• [SHORT EXERCISE] Return all of the data exactly as given.

• [MATERIALS PROVIDED]

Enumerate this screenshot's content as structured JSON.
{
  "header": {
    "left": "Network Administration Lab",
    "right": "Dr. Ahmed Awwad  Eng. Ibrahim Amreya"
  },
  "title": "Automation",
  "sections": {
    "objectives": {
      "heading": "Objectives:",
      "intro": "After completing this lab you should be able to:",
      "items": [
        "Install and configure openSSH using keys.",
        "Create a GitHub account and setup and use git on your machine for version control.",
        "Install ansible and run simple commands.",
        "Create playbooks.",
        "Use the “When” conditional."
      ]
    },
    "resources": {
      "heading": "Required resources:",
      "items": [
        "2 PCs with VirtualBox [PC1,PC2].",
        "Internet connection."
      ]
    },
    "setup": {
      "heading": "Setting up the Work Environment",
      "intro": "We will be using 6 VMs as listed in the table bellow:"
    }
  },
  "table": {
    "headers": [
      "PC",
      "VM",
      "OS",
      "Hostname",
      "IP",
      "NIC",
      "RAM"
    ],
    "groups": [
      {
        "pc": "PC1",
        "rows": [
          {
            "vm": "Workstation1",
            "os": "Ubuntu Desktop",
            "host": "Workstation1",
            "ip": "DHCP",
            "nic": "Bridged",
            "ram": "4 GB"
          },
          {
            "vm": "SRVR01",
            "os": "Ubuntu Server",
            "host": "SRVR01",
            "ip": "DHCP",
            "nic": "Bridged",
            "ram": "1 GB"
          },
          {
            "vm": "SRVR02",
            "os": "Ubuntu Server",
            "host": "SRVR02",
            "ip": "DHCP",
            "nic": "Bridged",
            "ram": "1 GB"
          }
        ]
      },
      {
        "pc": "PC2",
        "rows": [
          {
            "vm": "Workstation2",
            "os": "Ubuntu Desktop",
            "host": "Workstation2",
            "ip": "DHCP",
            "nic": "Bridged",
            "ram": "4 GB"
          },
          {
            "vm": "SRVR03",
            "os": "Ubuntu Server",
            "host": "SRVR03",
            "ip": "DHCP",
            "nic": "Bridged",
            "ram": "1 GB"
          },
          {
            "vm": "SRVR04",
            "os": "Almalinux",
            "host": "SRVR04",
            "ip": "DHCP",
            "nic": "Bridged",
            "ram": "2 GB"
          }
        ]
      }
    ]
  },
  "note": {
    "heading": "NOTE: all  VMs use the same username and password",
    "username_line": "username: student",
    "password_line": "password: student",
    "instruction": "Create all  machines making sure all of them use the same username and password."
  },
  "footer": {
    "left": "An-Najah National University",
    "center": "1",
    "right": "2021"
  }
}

• [SOLUTION FOR THIS EXERCISE]
Enumerate this screenshot's content as structured JSON.
{
  "header": {
    "left": "Network Administration Lab",
    "right": "Dr. Ahmed Awwad  Eng. Ibrahim Amreya"
  },
  "title": "Automation",
  "sections": {
    "objectives": {
      "heading": "Objectives:",
      "intro": "After completing this lab you should be able to:",
      "items": [
        "Install and configure openSSH using keys.",
        "Create a GitHub account and setup and use git on your machine for version control.",
        "Install ansible and run simple commands.",
        "Create playbooks.",
        "Use the “When” conditional."
      ]
    },
    "resources": {
      "heading": "Required resources:",
      "items": [
        "2 PCs with VirtualBox [PC1,PC2].",
        "Internet connection."
      ]
    },
    "setup": {
      "heading": "Setting up the Work Environment",
      "intro": "We will be using 6 VMs as listed in the table bellow:"
    }
  },
  "table": {
    "headers": [
      "PC",
      "VM",
      "OS",
      "Hostname",
      "IP",
      "NIC",
      "RAM"
    ],
    "groups": [
      {
        "pc": "PC1",
        "rows": [
          {
            "vm": "Workstation1",
            "os": "Ubuntu Desktop",
            "host": "Workstation1",
            "ip": "DHCP",
            "nic": "Bridged",
            "ram": "4 GB"
          },
          {
            "vm": "SRVR01",
            "os": "Ubuntu Server",
            "host": "SRVR01",
            "ip": "DHCP",
            "nic": "Bridged",
            "ram": "1 GB"
          },
          {
            "vm": "SRVR02",
            "os": "Ubuntu Server",
            "host": "SRVR02",
            "ip": "DHCP",
            "nic": "Bridged",
            "ram": "1 GB"
          }
        ]
      },
      {
        "pc": "PC2",
        "rows": [
          {
            "vm": "Workstation2",
            "os": "Ubuntu Desktop",
            "host": "Workstation2",
            "ip": "DHCP",
            "nic": "Bridged",
            "ram": "4 GB"
          },
          {
            "vm": "SRVR03",
            "os": "Ubuntu Server",
            "host": "SRVR03",
            "ip": "DHCP",
            "nic": "Bridged",
            "ram": "1 GB"
          },
          {
            "vm": "SRVR04",
            "os": "Almalinux",
            "host": "SRVR04",
            "ip": "DHCP",
            "nic": "Bridged",
            "ram": "2 GB"
          }
        ]
      }
    ]
  },
  "note": {
    "heading": "NOTE: all  VMs use the same username and password",
    "username_line": "username: student",
    "password_line": "password: student",
    "instruction": "Create all  machines making sure all of them use the same username and password."
  },
  "footer": {
    "left": "An-Najah National University",
    "center": "1",
    "right": "2021"
  }
}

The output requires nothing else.